(What to do)
Collect all lines containing the word "договором" from the data.

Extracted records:
⟨
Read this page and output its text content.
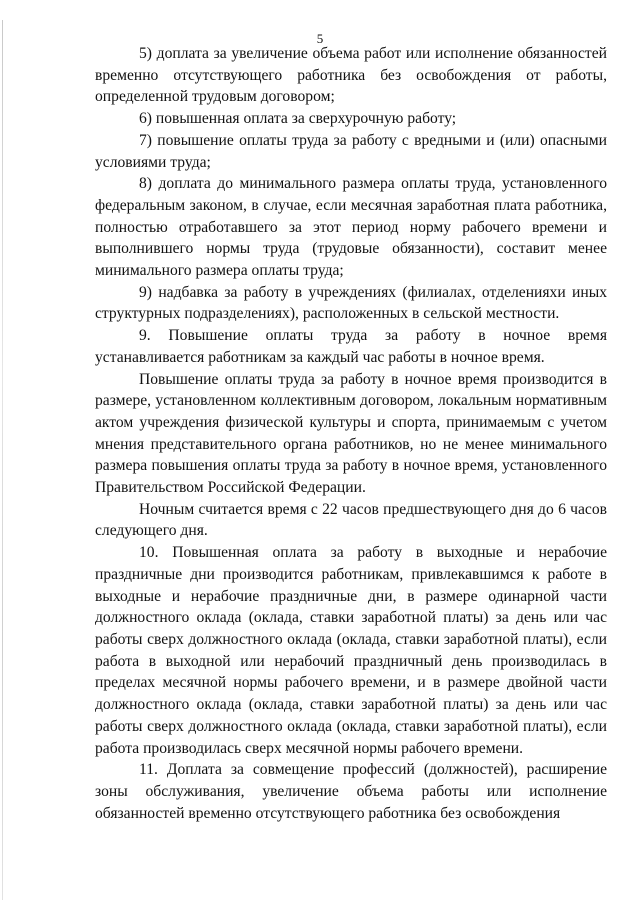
5

5) доплата за увеличение объема работ или исполнение обязанностей временно отсутствующего работника без освобождения от работы, определенной трудовым договором;

6) повышенная оплата за сверхурочную работу;

7) повышение оплаты труда за работу с вредными и (или) опасными условиями труда;

8) доплата до минимального размера оплаты труда, установленного федеральным законом, в случае, если месячная заработная плата работника, полностью отработавшего за этот период норму рабочего времени и выполнившего нормы труда (трудовые обязанности), составит менее минимального размера оплаты труда;

9) надбавка за работу в учреждениях (филиалах, отделенияхи иных структурных подразделениях), расположенных в сельской местности.

9. Повышение оплаты труда за работу в ночное время устанавливается работникам за каждый час работы в ночное время.

Повышение оплаты труда за работу в ночное время производится в размере, установленном коллективным договором, локальным нормативным актом учреждения физической культуры и спорта, принимаемым с учетом мнения представительного органа работников, но не менее минимального размера повышения оплаты труда за работу в ночное время, установленного Правительством Российской Федерации.

Ночным считается время с 22 часов предшествующего дня до 6 часов следующего дня.

10. Повышенная оплата за работу в выходные и нерабочие праздничные дни производится работникам, привлекавшимся к работе в выходные и нерабочие праздничные дни, в размере одинарной части должностного оклада (оклада, ставки заработной платы) за день или час работы сверх должностного оклада (оклада, ставки заработной платы), если работа в выходной или нерабочий праздничный день производилась в пределах месячной нормы рабочего времени, и в размере двойной части должностного оклада (оклада, ставки заработной платы) за день или час работы сверх должностного оклада (оклада, ставки заработной платы), если работа производилась сверх месячной нормы рабочего времени.

11. Доплата за совмещение профессий (должностей), расширение зоны обслуживания, увеличение объема работы или исполнение обязанностей временно отсутствующего работника без освобождения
⟩
(The response)
5) доплата за увеличение объема работ или исполнение обязанностей временно отсутствующего работника без освобождения от работы, определенной трудовым договором;
Повышение оплаты труда за работу в ночное время производится в размере, установленном коллективным договором, локальным нормативным актом учреждения физической культуры и спорта, принимаемым с учетом мнения представительного органа работников, но не менее минимального размера повышения оплаты труда за работу в ночное время, установленного Правительством Российской Федерации.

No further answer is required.